■ Exercise description
Scan the material and copy every line in which "JSON" appears.

■ Dataset extract
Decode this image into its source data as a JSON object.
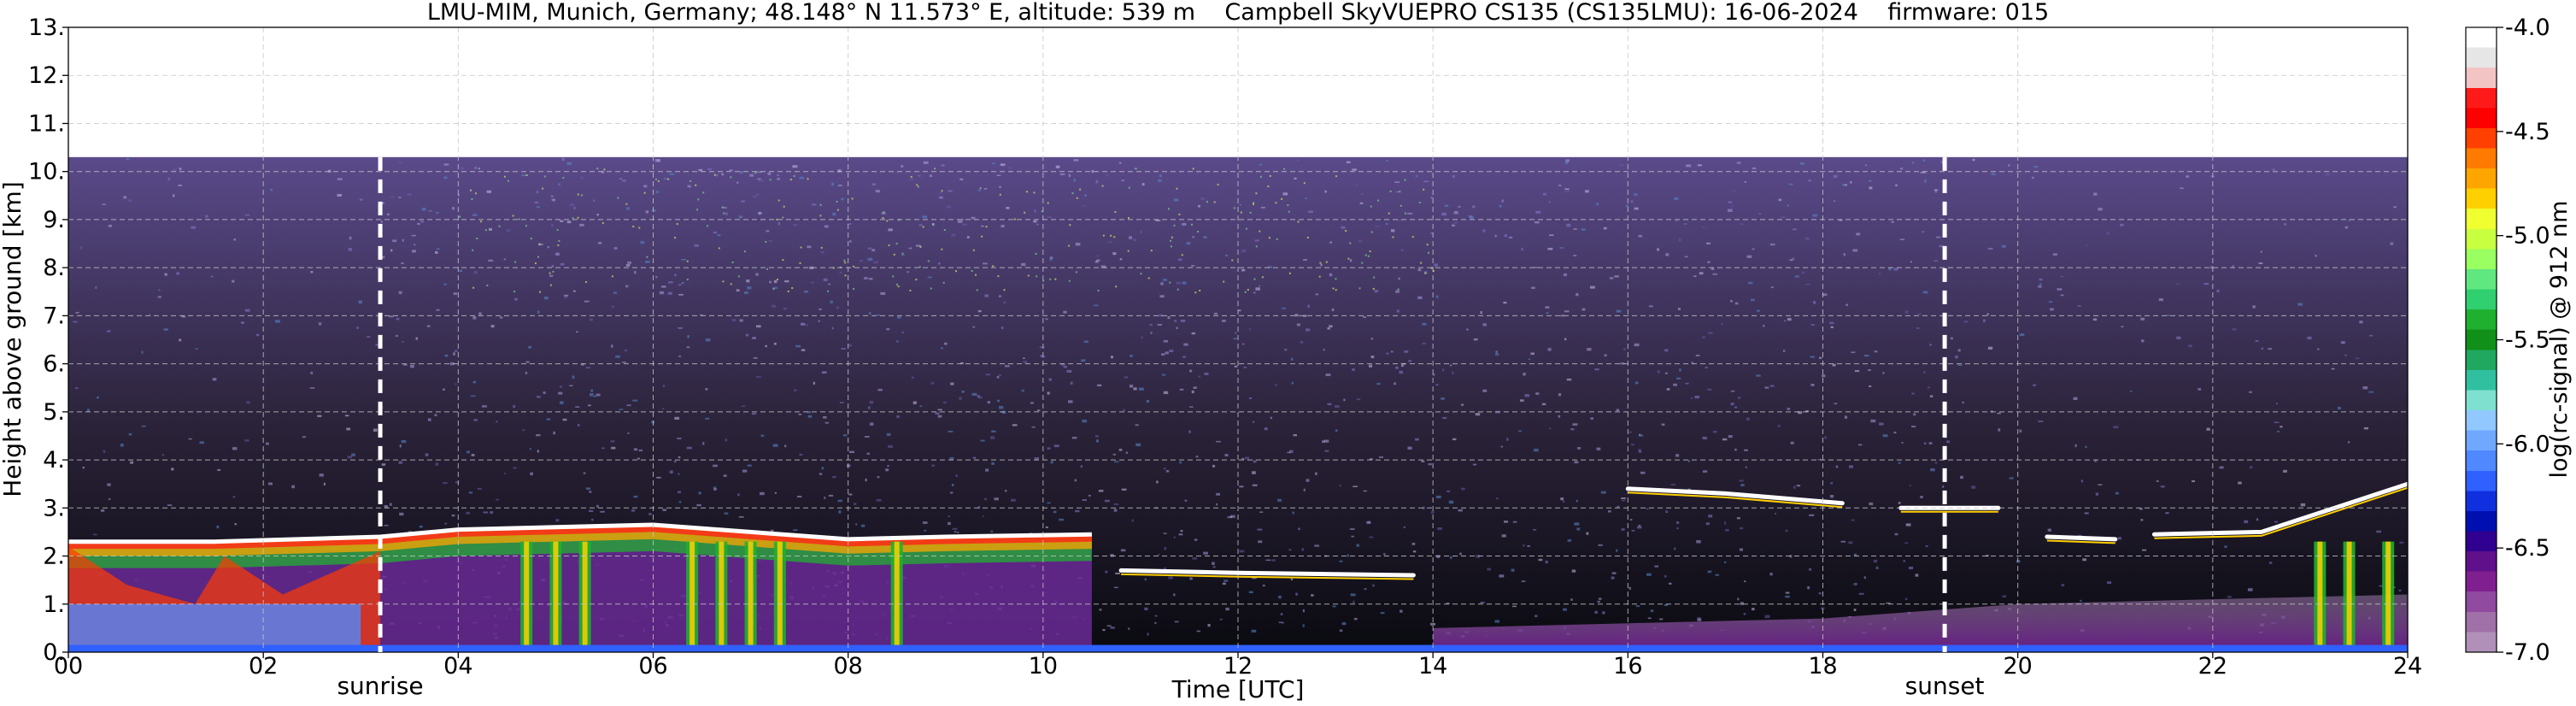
{
  "chart_data": {
    "type": "heatmap",
    "title": "LMU-MIM, Munich, Germany; 48.148° N 11.573° E, altitude: 539 m    Campbell SkyVUEPRO CS135 (CS135LMU): 16-06-2024    firmware: 015",
    "xlabel": "Time [UTC]",
    "ylabel": "Height above ground [km]",
    "xlim": [
      0,
      24
    ],
    "ylim": [
      0,
      13
    ],
    "x_ticks": [
      0,
      2,
      4,
      6,
      8,
      10,
      12,
      14,
      16,
      18,
      20,
      22,
      24
    ],
    "x_tick_labels": [
      "00",
      "02",
      "04",
      "06",
      "08",
      "10",
      "12",
      "14",
      "16",
      "18",
      "20",
      "22",
      "24"
    ],
    "y_ticks": [
      0,
      1,
      2,
      3,
      4,
      5,
      6,
      7,
      8,
      9,
      10,
      11,
      12,
      13
    ],
    "y_tick_labels": [
      "0.",
      "1.",
      "2.",
      "3.",
      "4.",
      "5.",
      "6.",
      "7.",
      "8.",
      "9.",
      "10.",
      "11.",
      "12.",
      "13."
    ],
    "grid": true,
    "data_top_km": 10.3,
    "markers": [
      {
        "label": "sunrise",
        "time": 3.2
      },
      {
        "label": "sunset",
        "time": 19.25
      }
    ],
    "colorbar": {
      "label": "log(rc-signal) @ 912 nm",
      "range": [
        -7.0,
        -4.0
      ],
      "tick_values": [
        -4.0,
        -4.5,
        -5.0,
        -5.5,
        -6.0,
        -6.5,
        -7.0
      ],
      "tick_labels": [
        "-4.0",
        "-4.5",
        "-5.0",
        "-5.5",
        "-6.0",
        "-6.5",
        "-7.0"
      ],
      "colors": [
        "#ffffff",
        "#e6e6e6",
        "#f2c4c4",
        "#ff1a1a",
        "#ff0000",
        "#ff4000",
        "#ff7a00",
        "#ffa500",
        "#ffd000",
        "#f0ff30",
        "#c8ff40",
        "#9aff60",
        "#60e880",
        "#30d070",
        "#20b030",
        "#109018",
        "#20a860",
        "#30c0a0",
        "#80e0d0",
        "#90c8ff",
        "#70a8ff",
        "#5088ff",
        "#3060ff",
        "#1030e0",
        "#0010b0",
        "#300090",
        "#60108a",
        "#802090",
        "#904aa0",
        "#a070a8",
        "#b090b8"
      ]
    },
    "backscatter_features": [
      {
        "kind": "boundary_layer_top",
        "points": [
          [
            0,
            2.3
          ],
          [
            1.5,
            2.3
          ],
          [
            3.2,
            2.4
          ],
          [
            4,
            2.55
          ],
          [
            6,
            2.65
          ],
          [
            8,
            2.35
          ],
          [
            9,
            2.4
          ],
          [
            10.5,
            2.45
          ]
        ]
      },
      {
        "kind": "cloud_layer",
        "points": [
          [
            10.8,
            1.7
          ],
          [
            12,
            1.65
          ],
          [
            13.8,
            1.6
          ]
        ]
      },
      {
        "kind": "cloud_layer",
        "points": [
          [
            16,
            3.4
          ],
          [
            17,
            3.3
          ],
          [
            18.2,
            3.1
          ]
        ]
      },
      {
        "kind": "cloud_layer",
        "points": [
          [
            18.8,
            3.0
          ],
          [
            19.8,
            3.0
          ]
        ]
      },
      {
        "kind": "cloud_layer",
        "points": [
          [
            20.3,
            2.4
          ],
          [
            21,
            2.35
          ]
        ]
      },
      {
        "kind": "cloud_layer",
        "points": [
          [
            21.4,
            2.45
          ],
          [
            22.5,
            2.5
          ],
          [
            23.4,
            3.1
          ],
          [
            24,
            3.5
          ]
        ]
      },
      {
        "kind": "precipitation_streaks",
        "times": [
          4.7,
          5.0,
          5.3,
          6.4,
          6.7,
          7.0,
          7.3,
          8.5,
          23.1,
          23.4,
          23.8
        ]
      },
      {
        "kind": "residual_layer",
        "points": [
          [
            14,
            0.5
          ],
          [
            18,
            0.7
          ],
          [
            20,
            1.0
          ],
          [
            22,
            1.1
          ],
          [
            24,
            1.2
          ]
        ]
      }
    ]
  }
}
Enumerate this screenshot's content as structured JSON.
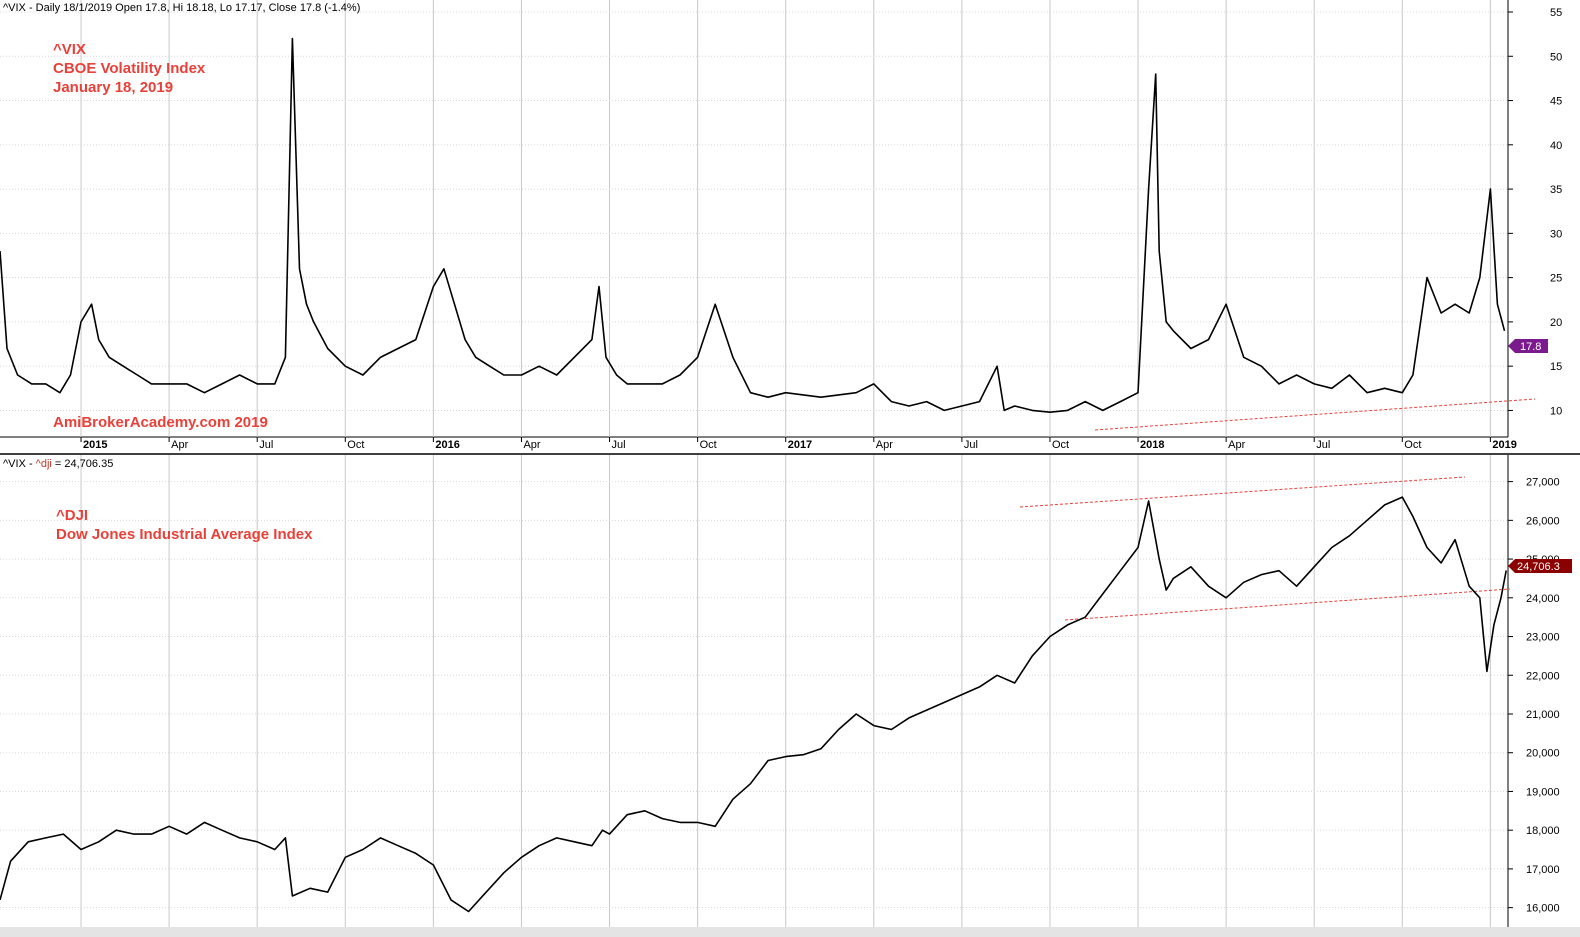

■ Solved exercise
Decode this image into its source data as a JSON object.
Enumerate this screenshot's content as structured JSON.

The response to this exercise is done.